Advice to planning applicants (complaints about)

This fact sheet is aimed primarily at planning applicants who are unhappy with advice they have received from the council and may be considering making a complaint to the Ombudsman.

I asked the council for advice about the work I wanted to do. I followed the advice I was given and now discover it was wrong. Can the Ombudsman help me?

Only in limited circumstances. We are unlikely to investigate your complaint if your planning application was granted even if incorrect advice caused delay and extra cost, because you can appeal to the Planning Inspectorate if statutory timescales have not been met.

We are unlikely to investigate your complaint if you were advised that planning permission would be granted and it was refused because you can appeal to the Planning Inspectorate which has the power to grant you planning permission.

We can investigate your complaint if we think it is unreasonable to expect you to have appealed to the Planning Inspectorate, but we cannot usually do this until a decision has been made on the planning application. This is because until then, even if a council has done something wrong, we do not know how it will affect you.

How do I complain?

You should normally complain to the council first. Councils often have more than one stage in their complaints procedure and you will usually have to complete all stages before we will look at your complaint.

Then, if you are unhappy with the outcome, or the council is taking too long to look into the matter – we think 12 weeks is reasonable – you can complain to us.

Usually, you should complain to us within 12 months of when you first knew about the problem. If you leave it any later, we may not be able to help.

For more information on how to complain, please read our step by step process.

If you can consider my complaint what will the Ombudsman look for?

We look at the effect on you of following the advice and what would have been the outcome if you had been given the right information in the first place. Some of the things we can look into are whether the council:

  • asked you for information which would have ensured you got a more accurate answer
  • checked the records of what works had been done to your house before
  • ensured that the staff answering your question knew about recent changes in the council’s policy
  • wrongly interpreted the law in relation to the question you were asking
  • did not have a system in place for ensuring that the advice it gave was properly recorded, or
  • failed to make clear the status of the information being given, for example that other issues might arise once a formal planning application had been submitted.

What happens if the Ombudsman finds that the council was at fault?

Depending on what the complaint is about, we may ask the council to:

  • ensure proper procedures are in place for providing advice to the public. For example, we might ask the council to introduce a checklist to ensure the right questions are asked at the outset
  • ensure that there is an agreed interpretation of the law so that the same advice is provided whichever member of staff answers the question
  • pay finncial remedy for costs incurred in having to suspend building work started on the understanding that planning permission was not needed, and/or
  • pay financial remedy for avoidable time and trouble in making the complaint.

Examples of some complaints we have considered

Mrs X paid the council for pre-application advice about developing her land. In its response, the council said the land was within flood zone 3b and she would need to submit a flood risk assessment (FRA) with any planning application. Mrs X later submitted a FRA, which the council confirmed was ‘sufficient for a planning application’. The Environment Agency then objected to Mrs X’s application and said the FRA was inadequate. Mrs X asked another company to prepare a FRA, which company asked if she had passed the sequential test. (A FRA may need to apply the sequential test, which aims to ensure areas at little or no risk of flooding are developed in preference to areas at higher risk.) Mrs X asked the council about the sequential test. The council planning officer that had provided the pre application advice admitted they did not know about the sequential test. Mrs X complained that the council’s failure to tell her about the sequential test had cost her money and jeopardised her planning application. We found the council’s pre application advice was adequate in raising the need for a FRA. Any FRA would be carried out by a professional person or body, which should know when the sequential test applied. That Mrs X’s initial professional advisers were not aware of the sequential test, was not the council’s fault. But, when Mrs X submitted the FRA, the Council was at fault in not being aware it needed to apply the sequential test. We found the council had already acted to put matters right by offering to refund Mrs X’s pre-application and planning application fees and paying £400 for the distress she suffered.

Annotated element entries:
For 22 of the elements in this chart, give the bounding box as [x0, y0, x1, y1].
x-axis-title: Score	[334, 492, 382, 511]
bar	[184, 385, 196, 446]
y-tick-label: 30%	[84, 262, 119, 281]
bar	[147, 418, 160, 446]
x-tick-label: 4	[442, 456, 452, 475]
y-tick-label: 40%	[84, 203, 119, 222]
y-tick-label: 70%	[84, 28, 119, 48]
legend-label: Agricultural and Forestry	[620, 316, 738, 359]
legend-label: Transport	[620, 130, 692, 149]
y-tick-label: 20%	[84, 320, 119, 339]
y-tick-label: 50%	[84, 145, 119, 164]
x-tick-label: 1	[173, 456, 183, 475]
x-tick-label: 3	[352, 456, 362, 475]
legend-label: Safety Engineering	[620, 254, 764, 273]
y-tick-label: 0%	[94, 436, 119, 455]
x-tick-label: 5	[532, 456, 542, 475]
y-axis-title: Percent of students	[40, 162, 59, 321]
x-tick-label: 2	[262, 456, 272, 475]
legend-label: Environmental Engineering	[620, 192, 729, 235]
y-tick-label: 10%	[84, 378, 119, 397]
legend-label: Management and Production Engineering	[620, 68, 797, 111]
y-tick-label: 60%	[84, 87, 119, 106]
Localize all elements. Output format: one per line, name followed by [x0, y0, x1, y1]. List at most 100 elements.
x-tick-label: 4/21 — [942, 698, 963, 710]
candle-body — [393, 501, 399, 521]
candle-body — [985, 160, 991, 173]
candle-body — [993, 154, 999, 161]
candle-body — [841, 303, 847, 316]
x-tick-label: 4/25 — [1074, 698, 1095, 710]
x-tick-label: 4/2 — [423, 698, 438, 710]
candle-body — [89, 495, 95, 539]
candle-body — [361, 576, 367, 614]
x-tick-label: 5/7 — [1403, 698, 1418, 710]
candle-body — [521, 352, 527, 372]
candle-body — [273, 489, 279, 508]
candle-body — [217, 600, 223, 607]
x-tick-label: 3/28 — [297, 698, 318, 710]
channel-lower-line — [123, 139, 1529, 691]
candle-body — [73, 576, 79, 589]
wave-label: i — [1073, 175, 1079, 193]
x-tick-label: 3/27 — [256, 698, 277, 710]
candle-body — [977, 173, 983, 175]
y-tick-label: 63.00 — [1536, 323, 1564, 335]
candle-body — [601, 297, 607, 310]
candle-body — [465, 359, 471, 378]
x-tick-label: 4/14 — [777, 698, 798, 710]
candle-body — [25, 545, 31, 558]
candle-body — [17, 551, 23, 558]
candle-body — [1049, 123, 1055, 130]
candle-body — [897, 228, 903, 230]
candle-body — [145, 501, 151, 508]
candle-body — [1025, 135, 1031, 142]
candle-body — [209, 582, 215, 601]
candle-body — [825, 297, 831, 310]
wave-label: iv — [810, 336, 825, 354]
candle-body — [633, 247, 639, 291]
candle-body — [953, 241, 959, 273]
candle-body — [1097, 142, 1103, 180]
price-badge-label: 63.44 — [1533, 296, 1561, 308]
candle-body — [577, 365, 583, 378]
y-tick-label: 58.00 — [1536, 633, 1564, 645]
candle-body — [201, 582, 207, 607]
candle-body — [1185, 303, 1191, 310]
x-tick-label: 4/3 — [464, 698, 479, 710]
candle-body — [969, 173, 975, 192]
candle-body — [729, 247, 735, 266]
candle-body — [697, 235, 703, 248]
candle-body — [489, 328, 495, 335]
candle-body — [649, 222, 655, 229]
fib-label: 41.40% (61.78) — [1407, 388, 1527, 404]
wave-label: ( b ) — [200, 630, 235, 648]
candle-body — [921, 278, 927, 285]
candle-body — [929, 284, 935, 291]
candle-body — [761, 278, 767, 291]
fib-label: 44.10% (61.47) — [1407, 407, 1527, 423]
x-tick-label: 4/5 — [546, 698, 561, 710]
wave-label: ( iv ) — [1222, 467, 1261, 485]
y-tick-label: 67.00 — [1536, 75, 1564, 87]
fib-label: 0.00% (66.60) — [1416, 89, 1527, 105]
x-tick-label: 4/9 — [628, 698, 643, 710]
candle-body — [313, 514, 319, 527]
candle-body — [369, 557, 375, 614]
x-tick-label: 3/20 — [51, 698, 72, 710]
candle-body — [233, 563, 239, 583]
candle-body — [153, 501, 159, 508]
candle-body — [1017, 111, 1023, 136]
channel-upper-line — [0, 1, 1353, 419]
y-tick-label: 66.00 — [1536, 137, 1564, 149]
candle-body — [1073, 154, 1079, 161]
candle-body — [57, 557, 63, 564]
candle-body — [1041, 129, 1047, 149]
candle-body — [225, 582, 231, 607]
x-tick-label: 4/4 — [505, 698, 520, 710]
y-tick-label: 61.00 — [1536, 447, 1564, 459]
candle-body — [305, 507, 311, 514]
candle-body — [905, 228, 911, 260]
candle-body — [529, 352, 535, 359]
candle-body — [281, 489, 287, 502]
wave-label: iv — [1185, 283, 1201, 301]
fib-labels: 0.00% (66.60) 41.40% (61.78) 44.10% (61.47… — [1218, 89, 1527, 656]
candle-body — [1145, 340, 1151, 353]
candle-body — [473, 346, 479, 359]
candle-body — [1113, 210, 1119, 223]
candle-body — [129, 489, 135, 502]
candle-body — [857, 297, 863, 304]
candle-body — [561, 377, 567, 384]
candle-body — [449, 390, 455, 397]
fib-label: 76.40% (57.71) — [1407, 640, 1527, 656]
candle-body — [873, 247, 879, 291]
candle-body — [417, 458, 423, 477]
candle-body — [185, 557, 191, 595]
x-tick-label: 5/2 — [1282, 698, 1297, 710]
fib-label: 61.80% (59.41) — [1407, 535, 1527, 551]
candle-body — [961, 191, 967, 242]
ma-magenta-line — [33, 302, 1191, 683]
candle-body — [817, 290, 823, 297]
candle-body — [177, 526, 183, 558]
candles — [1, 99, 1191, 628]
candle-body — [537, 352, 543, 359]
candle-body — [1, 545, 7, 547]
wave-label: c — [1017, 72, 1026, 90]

Problems:
[A] According to the fact sheet on complaints about planning advice, how long does the Ombudsman consider a reasonable time for a council to look into a complaint?
[B] Rewrite the records as a numbered list, omitting blank lines, starting with the first line of the records and going on through the line containing "456, 183, 475]".
The fact sheet and the records are separate, unrelated material.

Answers for this exercise:
[A] 12 weeks.

[B]
1. For 22 of the elements in this chart, give the bounding box as [x0, y0, x1, y1].
2. x-axis-title: Score	[334, 492, 382, 511]
3. bar	[184, 385, 196, 446]
4. y-tick-label: 30%	[84, 262, 119, 281]
5. bar	[147, 418, 160, 446]
6. x-tick-label: 4	[442, 456, 452, 475]
7. y-tick-label: 40%	[84, 203, 119, 222]
8. y-tick-label: 70%	[84, 28, 119, 48]
9. legend-label: Agricultural and Forestry	[620, 316, 738, 359]
10. legend-label: Transport	[620, 130, 692, 149]
11. y-tick-label: 20%	[84, 320, 119, 339]
12. y-tick-label: 50%	[84, 145, 119, 164]
13. x-tick-label: 1	[173, 456, 183, 475]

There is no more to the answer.